[Extracts from a graphics dataset]

## Begin

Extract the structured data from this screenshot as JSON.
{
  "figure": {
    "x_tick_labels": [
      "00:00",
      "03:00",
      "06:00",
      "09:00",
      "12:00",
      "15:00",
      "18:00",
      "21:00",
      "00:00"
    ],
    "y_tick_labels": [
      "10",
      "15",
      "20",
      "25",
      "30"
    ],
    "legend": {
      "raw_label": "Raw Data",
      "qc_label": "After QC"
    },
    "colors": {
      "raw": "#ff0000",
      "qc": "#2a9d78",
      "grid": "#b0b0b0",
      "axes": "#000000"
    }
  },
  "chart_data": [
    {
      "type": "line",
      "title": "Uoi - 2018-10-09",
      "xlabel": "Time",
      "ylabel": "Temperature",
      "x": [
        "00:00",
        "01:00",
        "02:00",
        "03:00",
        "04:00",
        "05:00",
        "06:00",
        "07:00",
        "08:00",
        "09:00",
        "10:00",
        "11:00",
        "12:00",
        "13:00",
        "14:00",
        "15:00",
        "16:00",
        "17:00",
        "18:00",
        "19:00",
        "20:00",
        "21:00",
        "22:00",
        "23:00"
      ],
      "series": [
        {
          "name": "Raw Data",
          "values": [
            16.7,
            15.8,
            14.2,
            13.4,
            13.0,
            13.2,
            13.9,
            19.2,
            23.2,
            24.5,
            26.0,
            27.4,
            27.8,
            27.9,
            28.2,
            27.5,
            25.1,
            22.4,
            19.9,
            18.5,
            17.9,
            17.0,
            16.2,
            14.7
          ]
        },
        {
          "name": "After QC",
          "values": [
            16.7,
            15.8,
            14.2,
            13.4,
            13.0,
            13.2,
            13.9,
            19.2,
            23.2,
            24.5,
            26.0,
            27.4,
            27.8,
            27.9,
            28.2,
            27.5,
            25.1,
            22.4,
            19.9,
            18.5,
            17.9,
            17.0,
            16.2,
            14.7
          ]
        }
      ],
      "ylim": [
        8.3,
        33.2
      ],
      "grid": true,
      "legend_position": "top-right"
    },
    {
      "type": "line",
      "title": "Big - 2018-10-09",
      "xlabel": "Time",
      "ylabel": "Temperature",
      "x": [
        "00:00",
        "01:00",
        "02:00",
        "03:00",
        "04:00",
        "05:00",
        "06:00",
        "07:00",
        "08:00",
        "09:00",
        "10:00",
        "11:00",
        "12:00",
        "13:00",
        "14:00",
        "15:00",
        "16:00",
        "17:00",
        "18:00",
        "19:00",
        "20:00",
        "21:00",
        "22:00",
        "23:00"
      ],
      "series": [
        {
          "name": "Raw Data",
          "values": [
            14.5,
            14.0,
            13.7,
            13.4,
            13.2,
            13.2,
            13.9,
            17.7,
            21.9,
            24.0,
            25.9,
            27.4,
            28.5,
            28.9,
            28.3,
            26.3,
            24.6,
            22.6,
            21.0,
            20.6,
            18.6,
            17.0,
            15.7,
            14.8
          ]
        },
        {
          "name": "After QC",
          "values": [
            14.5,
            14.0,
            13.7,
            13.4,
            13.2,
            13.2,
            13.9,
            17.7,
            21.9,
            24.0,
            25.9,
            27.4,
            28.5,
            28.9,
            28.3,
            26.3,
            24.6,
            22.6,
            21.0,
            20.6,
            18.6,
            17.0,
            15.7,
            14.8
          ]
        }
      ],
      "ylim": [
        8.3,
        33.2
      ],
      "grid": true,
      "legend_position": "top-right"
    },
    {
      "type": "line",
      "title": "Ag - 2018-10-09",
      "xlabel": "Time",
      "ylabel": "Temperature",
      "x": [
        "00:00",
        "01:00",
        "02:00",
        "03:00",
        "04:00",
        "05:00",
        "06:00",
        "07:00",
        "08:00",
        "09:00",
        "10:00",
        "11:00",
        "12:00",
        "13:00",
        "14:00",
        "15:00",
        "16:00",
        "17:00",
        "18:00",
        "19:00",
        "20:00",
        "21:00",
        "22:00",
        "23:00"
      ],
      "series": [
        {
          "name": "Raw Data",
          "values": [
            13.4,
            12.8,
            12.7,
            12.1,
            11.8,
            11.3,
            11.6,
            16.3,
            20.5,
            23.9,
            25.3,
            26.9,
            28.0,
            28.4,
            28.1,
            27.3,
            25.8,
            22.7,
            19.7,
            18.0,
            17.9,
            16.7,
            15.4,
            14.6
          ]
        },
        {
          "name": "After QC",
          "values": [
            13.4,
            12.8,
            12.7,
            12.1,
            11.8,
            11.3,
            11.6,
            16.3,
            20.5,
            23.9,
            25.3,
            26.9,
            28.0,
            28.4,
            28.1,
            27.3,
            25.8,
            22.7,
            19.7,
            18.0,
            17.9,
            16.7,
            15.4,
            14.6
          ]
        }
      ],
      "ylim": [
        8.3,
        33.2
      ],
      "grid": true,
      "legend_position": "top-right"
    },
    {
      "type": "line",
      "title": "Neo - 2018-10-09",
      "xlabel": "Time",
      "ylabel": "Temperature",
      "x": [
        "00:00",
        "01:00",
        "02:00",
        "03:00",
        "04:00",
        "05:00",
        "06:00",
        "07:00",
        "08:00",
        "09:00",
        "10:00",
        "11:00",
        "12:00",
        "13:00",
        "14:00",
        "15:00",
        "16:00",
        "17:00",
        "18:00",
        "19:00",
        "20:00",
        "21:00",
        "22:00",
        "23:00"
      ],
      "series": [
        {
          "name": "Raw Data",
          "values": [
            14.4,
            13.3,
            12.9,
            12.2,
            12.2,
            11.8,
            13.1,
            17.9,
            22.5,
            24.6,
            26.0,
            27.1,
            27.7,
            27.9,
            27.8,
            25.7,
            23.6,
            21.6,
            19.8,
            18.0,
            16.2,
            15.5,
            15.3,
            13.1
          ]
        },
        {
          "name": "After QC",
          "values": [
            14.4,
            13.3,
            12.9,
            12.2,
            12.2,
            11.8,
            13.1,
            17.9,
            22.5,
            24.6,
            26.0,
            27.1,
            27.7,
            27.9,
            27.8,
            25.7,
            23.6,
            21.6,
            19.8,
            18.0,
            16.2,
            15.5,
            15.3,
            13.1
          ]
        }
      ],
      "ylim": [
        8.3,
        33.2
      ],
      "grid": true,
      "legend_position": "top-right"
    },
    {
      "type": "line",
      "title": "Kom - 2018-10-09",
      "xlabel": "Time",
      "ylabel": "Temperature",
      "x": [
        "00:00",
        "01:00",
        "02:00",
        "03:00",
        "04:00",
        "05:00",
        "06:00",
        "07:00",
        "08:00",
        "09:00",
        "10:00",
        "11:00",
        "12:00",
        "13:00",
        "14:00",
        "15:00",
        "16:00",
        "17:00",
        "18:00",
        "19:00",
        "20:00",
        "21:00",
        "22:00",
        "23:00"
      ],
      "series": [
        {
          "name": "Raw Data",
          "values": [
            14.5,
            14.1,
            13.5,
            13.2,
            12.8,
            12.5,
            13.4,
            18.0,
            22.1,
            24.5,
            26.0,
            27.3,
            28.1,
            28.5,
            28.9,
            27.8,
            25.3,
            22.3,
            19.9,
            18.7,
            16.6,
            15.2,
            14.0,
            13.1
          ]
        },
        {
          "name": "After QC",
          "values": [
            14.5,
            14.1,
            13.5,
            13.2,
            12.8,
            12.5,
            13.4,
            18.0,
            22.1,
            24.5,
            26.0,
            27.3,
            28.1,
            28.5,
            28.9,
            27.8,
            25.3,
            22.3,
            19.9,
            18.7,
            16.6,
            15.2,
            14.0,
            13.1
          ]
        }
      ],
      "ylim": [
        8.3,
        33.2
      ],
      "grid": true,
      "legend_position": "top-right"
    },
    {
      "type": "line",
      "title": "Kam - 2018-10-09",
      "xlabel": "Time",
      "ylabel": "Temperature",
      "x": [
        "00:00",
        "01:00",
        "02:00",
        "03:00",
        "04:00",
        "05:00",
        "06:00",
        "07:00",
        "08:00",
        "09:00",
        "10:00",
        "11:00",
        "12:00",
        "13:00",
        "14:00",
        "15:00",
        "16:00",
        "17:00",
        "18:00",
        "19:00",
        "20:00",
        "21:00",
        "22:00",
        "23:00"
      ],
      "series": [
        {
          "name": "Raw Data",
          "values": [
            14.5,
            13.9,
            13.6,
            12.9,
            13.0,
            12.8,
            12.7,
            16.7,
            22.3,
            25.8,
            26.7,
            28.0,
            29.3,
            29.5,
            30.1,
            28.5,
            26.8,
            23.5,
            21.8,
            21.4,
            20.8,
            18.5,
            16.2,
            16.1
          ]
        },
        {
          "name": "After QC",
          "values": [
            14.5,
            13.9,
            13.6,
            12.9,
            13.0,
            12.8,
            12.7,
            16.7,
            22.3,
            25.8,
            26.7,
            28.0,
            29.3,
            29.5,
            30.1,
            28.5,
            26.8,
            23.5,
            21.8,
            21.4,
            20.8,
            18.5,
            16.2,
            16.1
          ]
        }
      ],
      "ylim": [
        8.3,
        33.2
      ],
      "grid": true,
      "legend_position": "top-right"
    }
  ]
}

## End

The request: Gather each line of the records holding the string "title".

Correct result:
      "title": "Uoi - 2018-10-09",
      "title": "Big - 2018-10-09",
      "title": "Ag - 2018-10-09",
      "title": "Neo - 2018-10-09",
      "title": "Kom - 2018-10-09",
      "title": "Kam - 2018-10-09",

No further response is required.